**What is required:** Only the pictures are to be left out; set down the rest of the records exactly.

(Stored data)
::::::::::
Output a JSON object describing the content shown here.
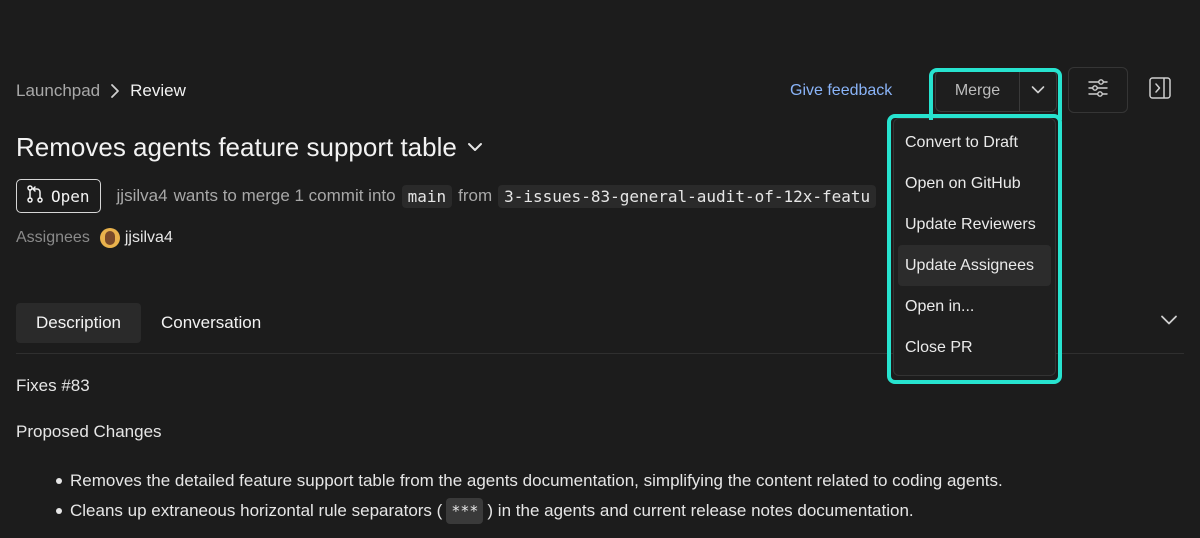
{
  "breadcrumb": {
    "parent": "Launchpad",
    "current": "Review"
  },
  "header": {
    "feedback_label": "Give feedback",
    "merge_label": "Merge"
  },
  "pr": {
    "title": "Removes agents feature support table",
    "status": "Open",
    "author": "jjsilva4",
    "merge_text": "wants to merge 1 commit into",
    "base_branch": "main",
    "from_text": "from",
    "head_branch": "3-issues-83-general-audit-of-12x-featu"
  },
  "assignees": {
    "label": "Assignees",
    "names": [
      "jjsilva4"
    ]
  },
  "tabs": [
    {
      "label": "Description",
      "active": true
    },
    {
      "label": "Conversation",
      "active": false
    }
  ],
  "description": {
    "fixes": "Fixes #83",
    "heading": "Proposed Changes",
    "items": [
      {
        "text": "Removes the detailed feature support table from the agents documentation, simplifying the content related to coding agents."
      },
      {
        "before": "Cleans up extraneous horizontal rule separators (",
        "code": "***",
        "after": ") in the agents and current release notes documentation."
      }
    ]
  },
  "merge_menu": {
    "items": [
      {
        "label": "Convert to Draft"
      },
      {
        "label": "Open on GitHub"
      },
      {
        "label": "Update Reviewers"
      },
      {
        "label": "Update Assignees",
        "hovered": true
      },
      {
        "label": "Open in..."
      },
      {
        "label": "Close PR"
      }
    ]
  },
  "colors": {
    "background": "#1c1c1c",
    "accent_link": "#8ab4f8",
    "highlight": "#27e3cf"
  },
  "icons": [
    "chevron-right-icon",
    "chevron-down-icon",
    "settings-sliders-icon",
    "panel-toggle-icon",
    "pull-request-icon"
  ]
}
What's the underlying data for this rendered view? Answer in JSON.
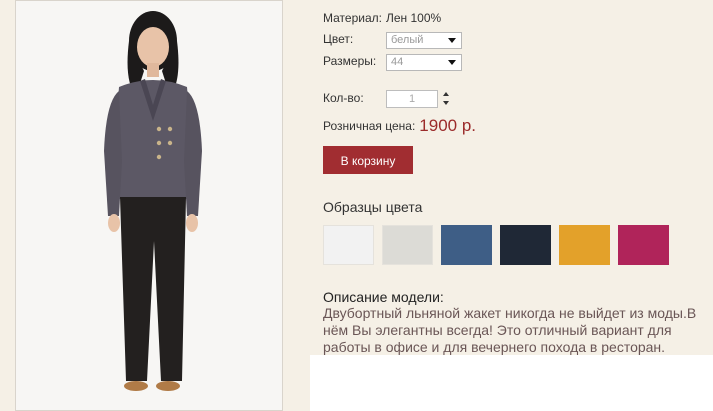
{
  "product": {
    "photo_alt": "product-photo",
    "material_label": "Материал:",
    "material_value": "Лен 100%",
    "color_label": "Цвет:",
    "color_selected": "белый",
    "size_label": "Размеры:",
    "size_selected": "44",
    "qty_label": "Кол-во:",
    "qty_value": "1",
    "price_label": "Розничная цена:",
    "price_value": "1900 р.",
    "cart_button": "В корзину"
  },
  "swatches": {
    "title": "Образцы цвета",
    "colors": [
      "#f2f2f2",
      "#dcdbd6",
      "#3e5e86",
      "#1f2836",
      "#e3a12a",
      "#b0245a"
    ]
  },
  "description": {
    "title": "Описание модели:",
    "text": "Двубортный льняной жакет никогда не выйдет из моды.В нём Вы элегантны всегда! Это отличный вариант для работы в офисе и для вечернего похода в ресторан."
  }
}
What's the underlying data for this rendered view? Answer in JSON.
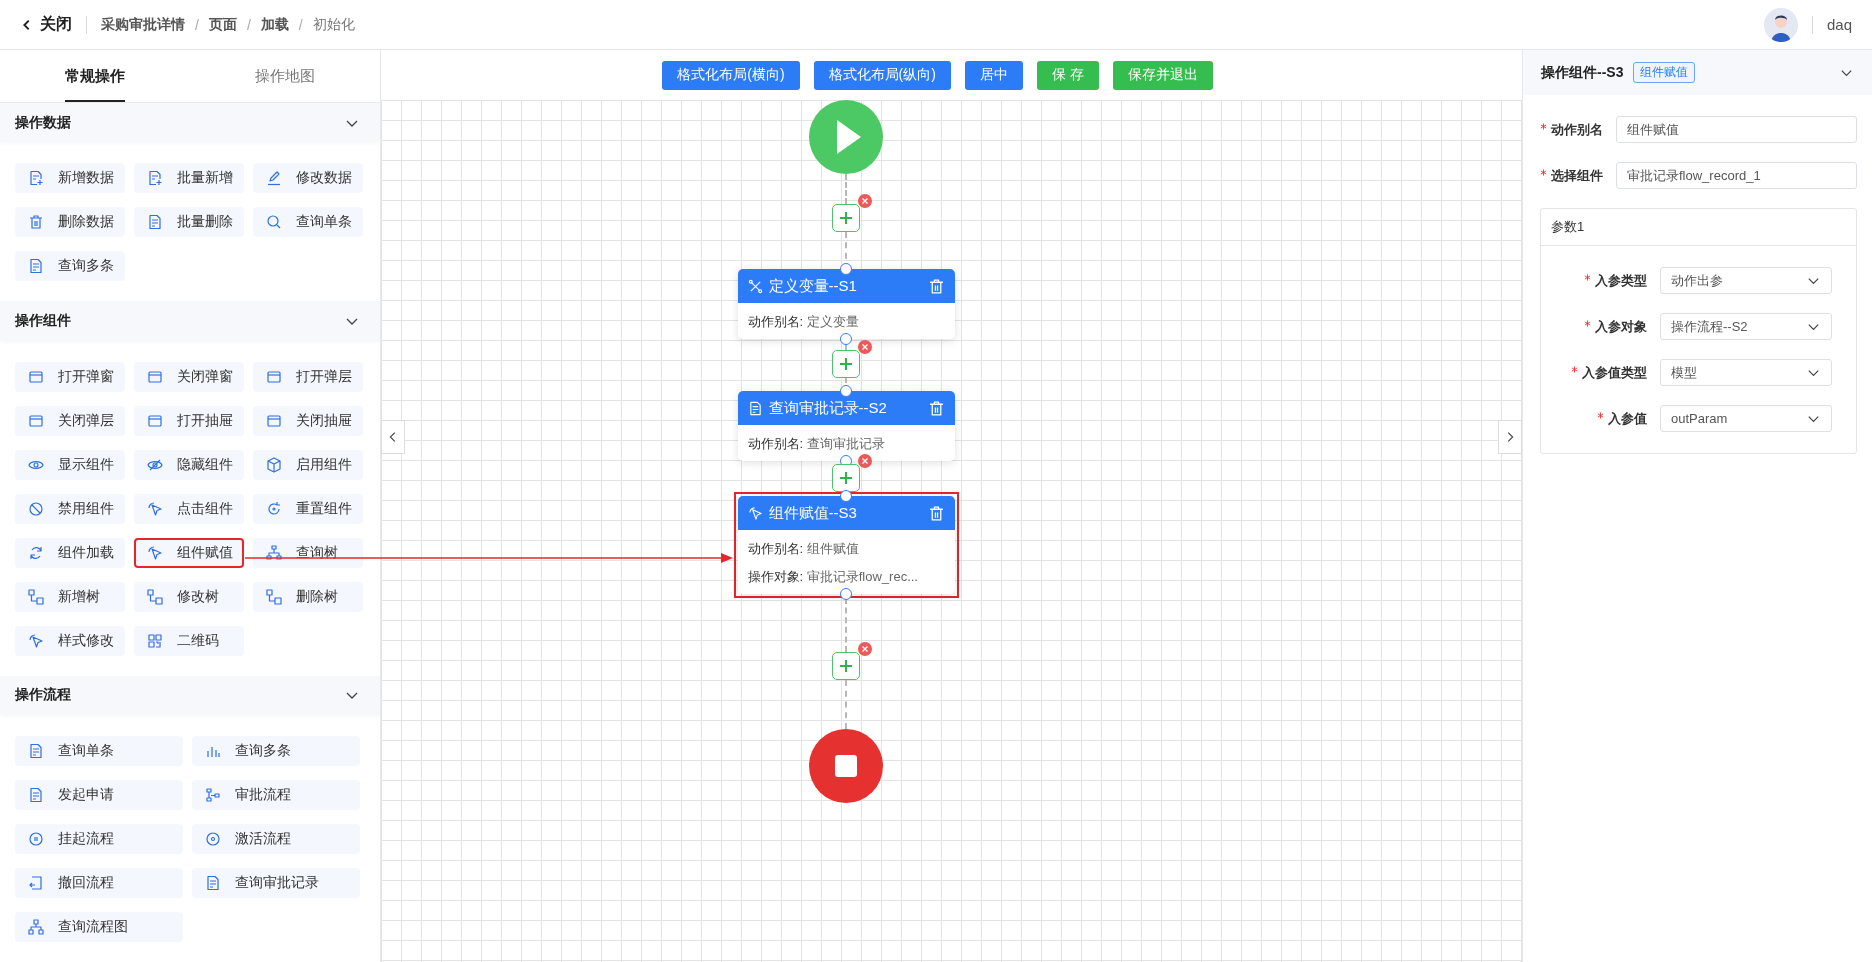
::::::::::
**Exercise output:**
Output a JSON object describing the content shown here.
{
  "breadcrumb": {
    "parent": "Launchpad",
    "current": "Review"
  },
  "header": {
    "feedback_label": "Give feedback",
    "merge_label": "Merge"
  },
  "pr": {
    "title": "Removes agents feature support table",
    "status": "Open",
    "author": "jjsilva4",
    "merge_text": "wants to merge 1 commit into",
    "base_branch": "main",
    "from_text": "from",
    "head_branch": "3-issues-83-general-audit-of-12x-featu"
  },
  "assignees": {
    "label": "Assignees",
    "names": [
      "jjsilva4"
    ]
  },
  "tabs": [
    {
      "label": "Description",
      "active": true
    },
    {
      "label": "Conversation",
      "active": false
    }
  ],
  "description": {
    "fixes": "Fixes #83",
    "heading": "Proposed Changes",
    "items": [
      {
        "text": "Removes the detailed feature support table from the agents documentation, simplifying the content related to coding agents."
      },
      {
        "before": "Cleans up extraneous horizontal rule separators (",
        "code": "***",
        "after": ") in the agents and current release notes documentation."
      }
    ]
  },
  "merge_menu": {
    "items": [
      {
        "label": "Convert to Draft"
      },
      {
        "label": "Open on GitHub"
      },
      {
        "label": "Update Reviewers"
      },
      {
        "label": "Update Assignees",
        "hovered": true
      },
      {
        "label": "Open in..."
      },
      {
        "label": "Close PR"
      }
    ]
  },
  "colors": {
    "background": "#1c1c1c",
    "accent_link": "#8ab4f8",
    "highlight": "#27e3cf"
  },
  "icons": [
    "chevron-right-icon",
    "chevron-down-icon",
    "settings-sliders-icon",
    "panel-toggle-icon",
    "pull-request-icon"
  ]
}
What's the underlying data for this rendered view? Answer in JSON.
{
  "product": {
    "photo_alt": "product-photo",
    "material_label": "Материал:",
    "material_value": "Лен 100%",
    "color_label": "Цвет:",
    "color_selected": "белый",
    "size_label": "Размеры:",
    "size_selected": "44",
    "qty_label": "Кол-во:",
    "qty_value": "1",
    "price_label": "Розничная цена:",
    "price_value": "1900 р.",
    "cart_button": "В корзину"
  },
  "swatches": {
    "title": "Образцы цвета",
    "colors": [
      "#f2f2f2",
      "#dcdbd6",
      "#3e5e86",
      "#1f2836",
      "#e3a12a",
      "#b0245a"
    ]
  },
  "description": {
    "title": "Описание модели:",
    "text": "Двубортный льняной жакет никогда не выйдет из моды.В нём Вы элегантны всегда! Это отличный вариант для работы в офисе и для вечернего похода в ресторан."
  }
}
What's the underlying data for this rendered view? Answer in JSON.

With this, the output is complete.